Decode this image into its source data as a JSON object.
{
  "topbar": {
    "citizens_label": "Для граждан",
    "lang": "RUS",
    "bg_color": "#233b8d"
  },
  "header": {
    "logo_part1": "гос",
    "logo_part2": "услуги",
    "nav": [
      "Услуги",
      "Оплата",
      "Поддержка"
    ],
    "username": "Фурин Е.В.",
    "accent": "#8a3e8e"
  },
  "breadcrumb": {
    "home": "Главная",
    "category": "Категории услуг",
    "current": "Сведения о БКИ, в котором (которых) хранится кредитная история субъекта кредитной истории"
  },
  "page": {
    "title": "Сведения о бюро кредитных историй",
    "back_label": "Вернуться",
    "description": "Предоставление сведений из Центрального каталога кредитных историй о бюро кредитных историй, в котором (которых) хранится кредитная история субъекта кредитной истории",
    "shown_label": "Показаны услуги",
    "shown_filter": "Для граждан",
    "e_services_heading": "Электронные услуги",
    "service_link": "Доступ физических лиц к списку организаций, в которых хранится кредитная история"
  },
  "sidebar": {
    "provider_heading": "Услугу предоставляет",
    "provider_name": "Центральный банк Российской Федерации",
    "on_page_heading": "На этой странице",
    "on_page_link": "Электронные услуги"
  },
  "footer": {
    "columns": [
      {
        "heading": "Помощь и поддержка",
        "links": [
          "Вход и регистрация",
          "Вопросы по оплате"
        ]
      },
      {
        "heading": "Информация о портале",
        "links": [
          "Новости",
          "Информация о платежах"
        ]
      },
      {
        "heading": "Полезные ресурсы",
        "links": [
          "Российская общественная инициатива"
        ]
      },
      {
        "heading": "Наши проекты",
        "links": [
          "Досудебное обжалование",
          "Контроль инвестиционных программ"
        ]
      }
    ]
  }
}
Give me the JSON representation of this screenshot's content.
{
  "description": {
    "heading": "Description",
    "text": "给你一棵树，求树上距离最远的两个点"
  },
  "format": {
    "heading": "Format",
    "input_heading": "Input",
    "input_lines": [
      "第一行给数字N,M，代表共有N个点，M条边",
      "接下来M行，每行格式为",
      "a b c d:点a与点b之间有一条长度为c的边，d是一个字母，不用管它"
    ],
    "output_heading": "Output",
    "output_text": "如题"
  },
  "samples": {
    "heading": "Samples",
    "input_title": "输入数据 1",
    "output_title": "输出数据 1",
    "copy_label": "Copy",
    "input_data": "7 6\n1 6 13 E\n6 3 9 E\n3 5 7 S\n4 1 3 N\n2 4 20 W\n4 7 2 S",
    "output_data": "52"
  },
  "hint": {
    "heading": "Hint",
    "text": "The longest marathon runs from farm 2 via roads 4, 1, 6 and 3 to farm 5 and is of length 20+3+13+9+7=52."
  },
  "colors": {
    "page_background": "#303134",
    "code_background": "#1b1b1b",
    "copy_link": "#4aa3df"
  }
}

§ §

▶ [Written task] Write the entries again, exactly as they stand.

▶ [Written solution]
Decode this image into its source data as a JSON object.
{
  "topbar": {
    "citizens_label": "Для граждан",
    "lang": "RUS",
    "bg_color": "#233b8d"
  },
  "header": {
    "logo_part1": "гос",
    "logo_part2": "услуги",
    "nav": [
      "Услуги",
      "Оплата",
      "Поддержка"
    ],
    "username": "Фурин Е.В.",
    "accent": "#8a3e8e"
  },
  "breadcrumb": {
    "home": "Главная",
    "category": "Категории услуг",
    "current": "Сведения о БКИ, в котором (которых) хранится кредитная история субъекта кредитной истории"
  },
  "page": {
    "title": "Сведения о бюро кредитных историй",
    "back_label": "Вернуться",
    "description": "Предоставление сведений из Центрального каталога кредитных историй о бюро кредитных историй, в котором (которых) хранится кредитная история субъекта кредитной истории",
    "shown_label": "Показаны услуги",
    "shown_filter": "Для граждан",
    "e_services_heading": "Электронные услуги",
    "service_link": "Доступ физических лиц к списку организаций, в которых хранится кредитная история"
  },
  "sidebar": {
    "provider_heading": "Услугу предоставляет",
    "provider_name": "Центральный банк Российской Федерации",
    "on_page_heading": "На этой странице",
    "on_page_link": "Электронные услуги"
  },
  "footer": {
    "columns": [
      {
        "heading": "Помощь и поддержка",
        "links": [
          "Вход и регистрация",
          "Вопросы по оплате"
        ]
      },
      {
        "heading": "Информация о портале",
        "links": [
          "Новости",
          "Информация о платежах"
        ]
      },
      {
        "heading": "Полезные ресурсы",
        "links": [
          "Российская общественная инициатива"
        ]
      },
      {
        "heading": "Наши проекты",
        "links": [
          "Досудебное обжалование",
          "Контроль инвестиционных программ"
        ]
      }
    ]
  }
}
Give me the JSON representation of this screenshot's content.
{
  "description": {
    "heading": "Description",
    "text": "给你一棵树，求树上距离最远的两个点"
  },
  "format": {
    "heading": "Format",
    "input_heading": "Input",
    "input_lines": [
      "第一行给数字N,M，代表共有N个点，M条边",
      "接下来M行，每行格式为",
      "a b c d:点a与点b之间有一条长度为c的边，d是一个字母，不用管它"
    ],
    "output_heading": "Output",
    "output_text": "如题"
  },
  "samples": {
    "heading": "Samples",
    "input_title": "输入数据 1",
    "output_title": "输出数据 1",
    "copy_label": "Copy",
    "input_data": "7 6\n1 6 13 E\n6 3 9 E\n3 5 7 S\n4 1 3 N\n2 4 20 W\n4 7 2 S",
    "output_data": "52"
  },
  "hint": {
    "heading": "Hint",
    "text": "The longest marathon runs from farm 2 via roads 4, 1, 6 and 3 to farm 5 and is of length 20+3+13+9+7=52."
  },
  "colors": {
    "page_background": "#303134",
    "code_background": "#1b1b1b",
    "copy_link": "#4aa3df"
  }
}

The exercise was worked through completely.